WHAT THE TASK REQUIRES: Find the number of lines in these records where the word "name" appears. Reply with that number and nothing more.

[Entries taken from a collection]
┏━━

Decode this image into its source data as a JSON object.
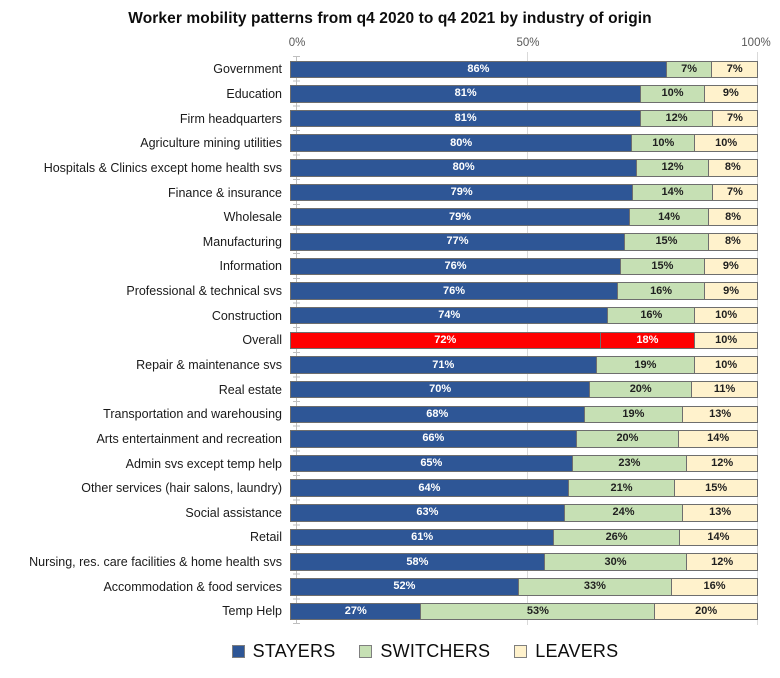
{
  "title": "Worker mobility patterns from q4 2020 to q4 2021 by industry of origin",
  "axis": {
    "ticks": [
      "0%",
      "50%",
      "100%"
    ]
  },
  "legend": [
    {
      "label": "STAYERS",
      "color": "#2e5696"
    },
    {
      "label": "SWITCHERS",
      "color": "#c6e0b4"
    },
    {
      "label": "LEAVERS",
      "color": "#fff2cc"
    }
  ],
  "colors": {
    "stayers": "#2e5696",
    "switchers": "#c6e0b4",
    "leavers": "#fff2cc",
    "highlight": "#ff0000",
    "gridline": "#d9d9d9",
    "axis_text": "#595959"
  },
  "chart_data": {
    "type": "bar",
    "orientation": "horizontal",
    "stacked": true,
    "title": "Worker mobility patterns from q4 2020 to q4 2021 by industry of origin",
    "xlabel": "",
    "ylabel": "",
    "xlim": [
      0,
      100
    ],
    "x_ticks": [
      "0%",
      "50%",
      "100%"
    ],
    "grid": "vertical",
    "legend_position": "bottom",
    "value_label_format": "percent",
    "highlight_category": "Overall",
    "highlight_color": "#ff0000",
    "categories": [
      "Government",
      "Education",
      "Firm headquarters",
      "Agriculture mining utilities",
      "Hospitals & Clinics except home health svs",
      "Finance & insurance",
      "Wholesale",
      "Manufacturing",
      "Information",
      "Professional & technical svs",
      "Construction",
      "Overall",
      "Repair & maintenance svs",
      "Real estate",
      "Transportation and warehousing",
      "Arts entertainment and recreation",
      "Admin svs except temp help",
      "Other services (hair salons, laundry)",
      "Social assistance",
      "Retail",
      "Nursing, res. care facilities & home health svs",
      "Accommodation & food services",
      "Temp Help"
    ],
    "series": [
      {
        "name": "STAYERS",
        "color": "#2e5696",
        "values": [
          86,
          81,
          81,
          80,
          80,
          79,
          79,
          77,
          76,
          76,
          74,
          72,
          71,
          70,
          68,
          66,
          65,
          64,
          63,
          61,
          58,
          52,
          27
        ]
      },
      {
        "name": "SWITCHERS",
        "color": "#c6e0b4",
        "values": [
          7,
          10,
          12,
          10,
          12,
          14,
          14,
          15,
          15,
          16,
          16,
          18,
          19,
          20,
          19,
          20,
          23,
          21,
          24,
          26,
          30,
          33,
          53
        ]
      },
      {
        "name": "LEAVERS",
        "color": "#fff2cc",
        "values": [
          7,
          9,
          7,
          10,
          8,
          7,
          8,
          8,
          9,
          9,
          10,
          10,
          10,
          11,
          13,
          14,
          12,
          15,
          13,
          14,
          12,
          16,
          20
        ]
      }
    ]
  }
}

┗━━

FULL SOLUTION: 3